Extracted records
^^^^^^^^
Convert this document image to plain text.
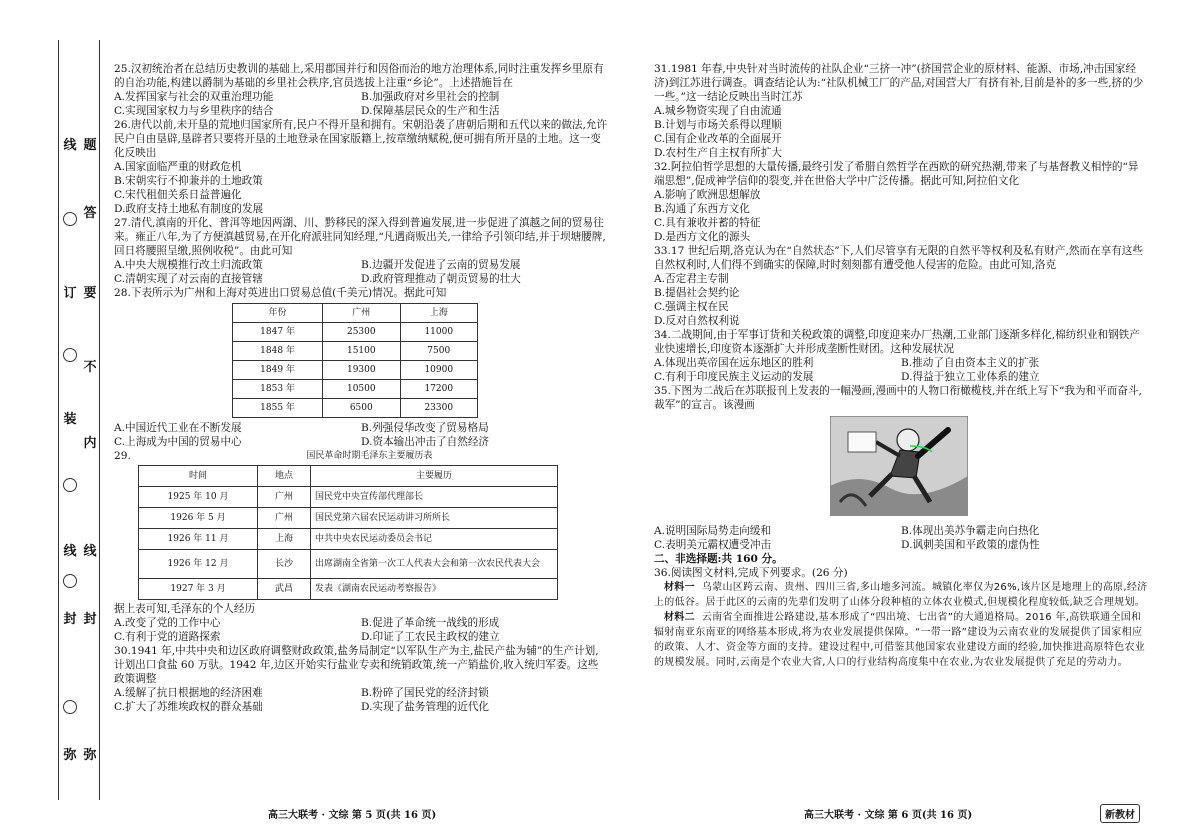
弥
封
线
装
订
线
弥
封
线
内
不
要
答
题

25.汉初统治者在总结历史教训的基础上,采用郡国并行和因俗而治的地方治理体系,同时注重发挥乡里原有的自治功能,构建以爵制为基础的乡里社会秩序,官员选拔上注重“乡论”。上述措施旨在

A.发挥国家与社会的双重治理功能	B.加强政府对乡里社会的控制
C.实现国家权力与乡里秩序的结合	D.保障基层民众的生产和生活

26.唐代以前,未开垦的荒地归国家所有,民户不得开垦和拥有。宋朝沿袭了唐朝后期和五代以来的做法,允许民户自由垦辟,垦辟者只要将开垦的土地登录在国家版籍上,按章缴纳赋税,便可拥有所开垦的土地。这一变化反映出

A.国家面临严重的财政危机
B.宋朝实行不抑兼并的土地政策
C.宋代租佃关系日益普遍化
D.政府支持土地私有制度的发展

27.清代,滇南的开化、普洱等地因两湖、川、黔移民的深入得到普遍发展,进一步促进了滇越之间的贸易往来。雍正八年,为了方便滇越贸易,在开化府派驻同知经理,“凡遇商贩出关,一律给予引领印结,并于坝塘腰牌,回日将腰照呈缴,照例收税”。由此可知

A.中央大规模推行改土归流政策	B.边疆开发促进了云南的贸易发展
C.清朝实现了对云南的直接管辖	D.政府管理推动了朝贡贸易的壮大

28.下表所示为广州和上海对英进出口贸易总值(千美元)情况。据此可知

年份	广州	上海
1847 年	25300	11000
1848 年	15100	7500
1849 年	19300	10900
1853 年	10500	17200
1855 年	6500	23300
A.中国近代工业在不断发展	B.列强侵华改变了贸易格局
C.上海成为中国的贸易中心	D.资本输出冲击了自然经济
29.	国民革命时期毛泽东主要履历表
时间	地点	主要履历
1925 年 10 月	广州	国民党中央宣传部代理部长
1926 年 5 月	广州	国民党第六届农民运动讲习所所长
1926 年 11 月	上海	中共中央农民运动委员会书记
1926 年 12 月	长沙	出席湖南全省第一次工人代表大会和第一次农民代表大会
1927 年 3 月	武昌	发表《湖南农民运动考察报告》

据上表可知,毛泽东的个人经历

A.改变了党的工作中心	B.促进了革命统一战线的形成
C.有利于党的道路探索	D.印证了工农民主政权的建立

30.1941 年,中共中央和边区政府调整财政政策,盐务局制定“以军队生产为主,盐民产盐为辅”的生产计划,计划出口食盐 60 万驮。1942 年,边区开始实行盐业专卖和统销政策,统一产销盐价,收入统归军委。这些政策调整

A.缓解了抗日根据地的经济困难	B.粉碎了国民党的经济封锁
C.扩大了苏维埃政权的群众基础	D.实现了盐务管理的近代化
高三大联考 · 文综 第 5 页(共 16 页)

31.1981 年春,中央针对当时流传的社队企业“三挤一冲”(挤国营企业的原材料、能源、市场,冲击国家经济)到江苏进行调查。调查结论认为:“社队机械工厂的产品,对国营大厂有挤有补,目前是补的多一些,挤的少一些。”这一结论反映出当时江苏

A.城乡物资实现了自由流通
B.计划与市场关系得以理顺
C.国有企业改革的全面展开
D.农村生产自主权有所扩大

32.阿拉伯哲学思想的大量传播,最终引发了希腊自然哲学在西欧的研究热潮,带来了与基督教义相悖的“异端思想”,促成神学信仰的裂变,并在世俗大学中广泛传播。据此可知,阿拉伯文化

A.影响了欧洲思想解放
B.沟通了东西方文化
C.具有兼收并蓄的特征
D.是西方文化的源头

33.17 世纪后期,洛克认为在“自然状态”下,人们尽管享有无限的自然平等权利及私有财产,然而在享有这些自然权利时,人们得不到确实的保障,时时刻刻都有遭受他人侵害的危险。由此可知,洛克

A.否定君主专制
B.提倡社会契约论
C.强调主权在民
D.反对自然权利说

34.二战期间,由于军事订货和关税政策的调整,印度迎来办厂热潮,工业部门逐渐多样化,棉纺织业和钢铁产业快速增长,印度资本逐渐扩大并形成垄断性财团。这种发展状况

A.体现出英帝国在远东地区的胜利	B.推动了自由资本主义的扩张
C.有利于印度民族主义运动的发展	D.得益于独立工业体系的建立

35.下图为二战后在苏联报刊上发表的一幅漫画,漫画中的人物口衔橄榄枝,并在纸上写下“我为和平而奋斗,裁军”的宣言。该漫画

A.说明国际局势走向缓和	B.体现出美苏争霸走向白热化
C.表明美元霸权遭受冲击	D.讽刺美国和平政策的虚伪性

二、非选择题:共 160 分。

36.阅读图文材料,完成下列要求。(26 分)

材料一 乌蒙山区跨云南、贵州、四川三省,多山地多河流。城镇化率仅为26%,该片区是地理上的高原,经济上的低谷。居于此区的云南的先辈们发明了山体分段种植的立体农业模式,但规模化程度较低,缺乏合理规划。

材料二 云南省全面推进公路建设,基本形成了“四出境、七出省”的大通道格局。2016 年,高铁联通全国和辐射南亚东南亚的网络基本形成,将为农业发展提供保障。“一带一路”建设为云南农业的发展提供了国家相应的政策、人才、资金等方面的支持。建设过程中,可借鉴其他国家农业建设方面的经验,加快推进高原特色农业的规模发展。同时,云南是个农业大省,人口的行业结构高度集中在农业,为农业发展提供了充足的劳动力。

高三大联考 · 文综 第 6 页(共 16 页)	新教材
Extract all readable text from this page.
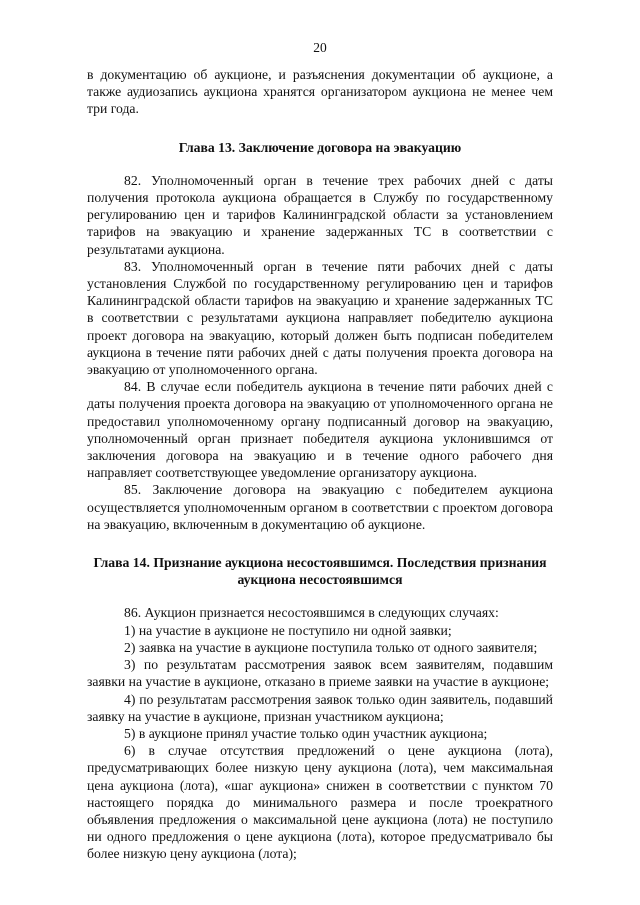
20

в документацию об аукционе, и разъяснения документации об аукционе, а также аудиозапись аукциона хранятся организатором аукциона не менее чем три года.

Глава 13. Заключение договора на эвакуацию

82. Уполномоченный орган в течение трех рабочих дней с даты получения протокола аукциона обращается в Службу по государственному регулированию цен и тарифов Калининградской области за установлением тарифов на эвакуацию и хранение задержанных ТС в соответствии с результатами аукциона.

83. Уполномоченный орган в течение пяти рабочих дней с даты установления Службой по государственному регулированию цен и тарифов Калининградской области тарифов на эвакуацию и хранение задержанных ТС в соответствии с результатами аукциона направляет победителю аукциона проект договора на эвакуацию, который должен быть подписан победителем аукциона в течение пяти рабочих дней с даты получения проекта договора на эвакуацию от уполномоченного органа.

84. В случае если победитель аукциона в течение пяти рабочих дней с даты получения проекта договора на эвакуацию от уполномоченного органа не предоставил уполномоченному органу подписанный договор на эвакуацию, уполномоченный орган признает победителя аукциона уклонившимся от заключения договора на эвакуацию и в течение одного рабочего дня направляет соответствующее уведомление организатору аукциона.

85. Заключение договора на эвакуацию с победителем аукциона осуществляется уполномоченным органом в соответствии с проектом договора на эвакуацию, включенным в документацию об аукционе.

Глава 14. Признание аукциона несостоявшимся. Последствия признания
аукциона несостоявшимся

86. Аукцион признается несостоявшимся в следующих случаях:

1) на участие в аукционе не поступило ни одной заявки;

2) заявка на участие в аукционе поступила только от одного заявителя;

3) по результатам рассмотрения заявок всем заявителям, подавшим заявки на участие в аукционе, отказано в приеме заявки на участие в аукционе;

4) по результатам рассмотрения заявок только один заявитель, подавший заявку на участие в аукционе, признан участником аукциона;

5) в аукционе принял участие только один участник аукциона;

6) в случае отсутствия предложений о цене аукциона (лота), предусматривающих более низкую цену аукциона (лота), чем максимальная цена аукциона (лота), «шаг аукциона» снижен в соответствии с пунктом 70 настоящего порядка до минимального размера и после троекратного объявления предложения о максимальной цене аукциона (лота) не поступило ни одного предложения о цене аукциона (лота), которое предусматривало бы более низкую цену аукциона (лота);
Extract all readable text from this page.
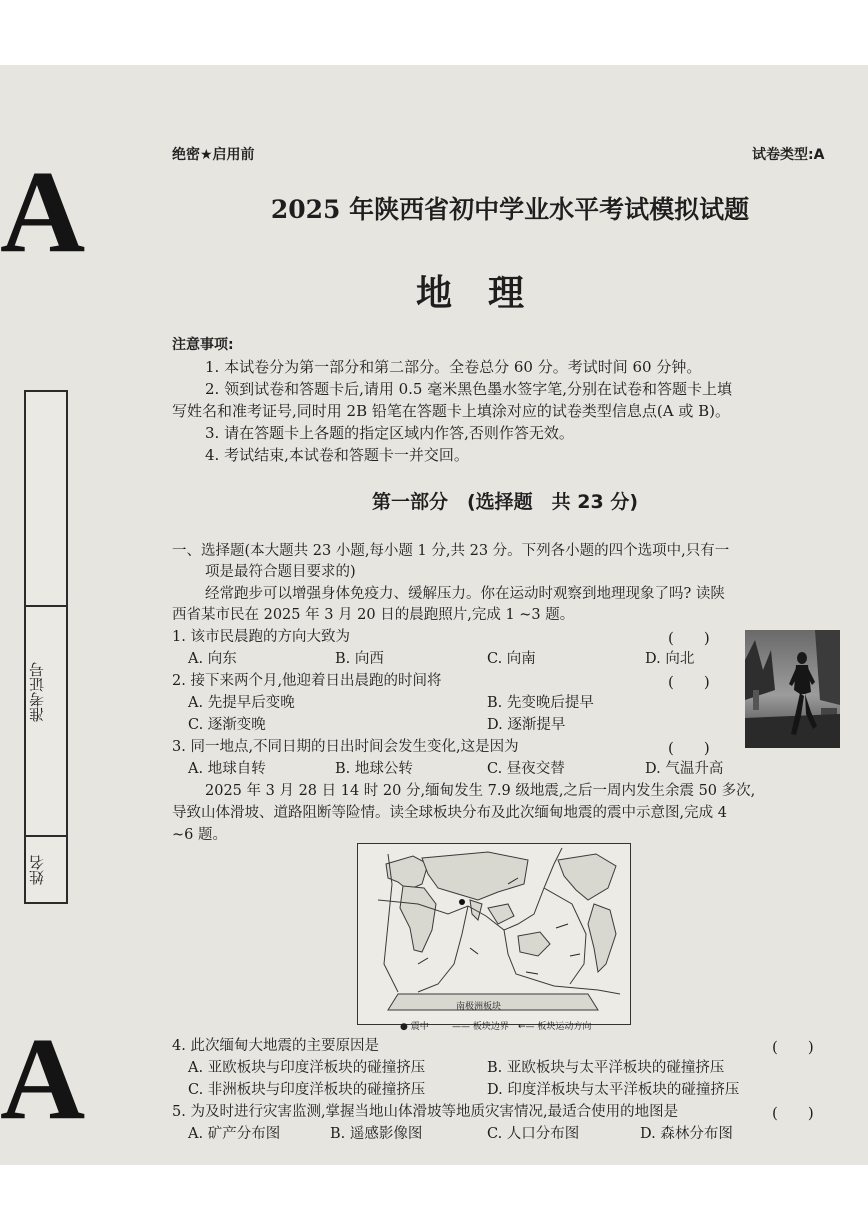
A
A
准考证号
姓名
绝密★启用前	试卷类型:A
2025 年陕西省初中学业水平考试模拟试题
地　理
注意事项:
1. 本试卷分为第一部分和第二部分。全卷总分 60 分。考试时间 60 分钟。
2. 领到试卷和答题卡后,请用 0.5 毫米黑色墨水签字笔,分别在试卷和答题卡上填
写姓名和准考证号,同时用 2B 铅笔在答题卡上填涂对应的试卷类型信息点(A 或 B)。
3. 请在答题卡上各题的指定区域内作答,否则作答无效。
4. 考试结束,本试卷和答题卡一并交回。
第一部分　(选择题　共 23 分)
一、选择题(本大题共 23 小题,每小题 1 分,共 23 分。下列各小题的四个选项中,只有一
项是最符合题目要求的)
经常跑步可以增强身体免疫力、缓解压力。你在运动时观察到地理现象了吗? 读陕
西省某市民在 2025 年 3 月 20 日的晨跑照片,完成 1 ~3 题。
1. 该市民晨跑的方向大致为	(　　)
A. 向东	B. 向西	C. 向南	D. 向北
2. 接下来两个月,他迎着日出晨跑的时间将	(　　)
A. 先提早后变晚	B. 先变晚后提早
C. 逐渐变晚	D. 逐渐提早
3. 同一地点,不同日期的日出时间会发生变化,这是因为	(　　)
A. 地球自转	B. 地球公转	C. 昼夜交替	D. 气温升高
2025 年 3 月 28 日 14 时 20 分,缅甸发生 7.9 级地震,之后一周内发生余震 50 多次,
导致山体滑坡、道路阻断等险情。读全球板块分布及此次缅甸地震的震中示意图,完成 4
~6 题。
南极洲板块
● 震中	—— 板块边界 ←— 板块运动方向
4. 此次缅甸大地震的主要原因是	(　　)
A. 亚欧板块与印度洋板块的碰撞挤压	B. 亚欧板块与太平洋板块的碰撞挤压
C. 非洲板块与印度洋板块的碰撞挤压	D. 印度洋板块与太平洋板块的碰撞挤压
5. 为及时进行灾害监测,掌握当地山体滑坡等地质灾害情况,最适合使用的地图是	(　　)
A. 矿产分布图	B. 遥感影像图	C. 人口分布图	D. 森林分布图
^^^^^^^^
Goal — Filter the data for the string "高三大联考" and copy every line that has it.

Answer in full —
高三大联考 · 文综 第 5 页(共 16 页)
高三大联考 · 文综 第 6 页(共 16 页)	新教材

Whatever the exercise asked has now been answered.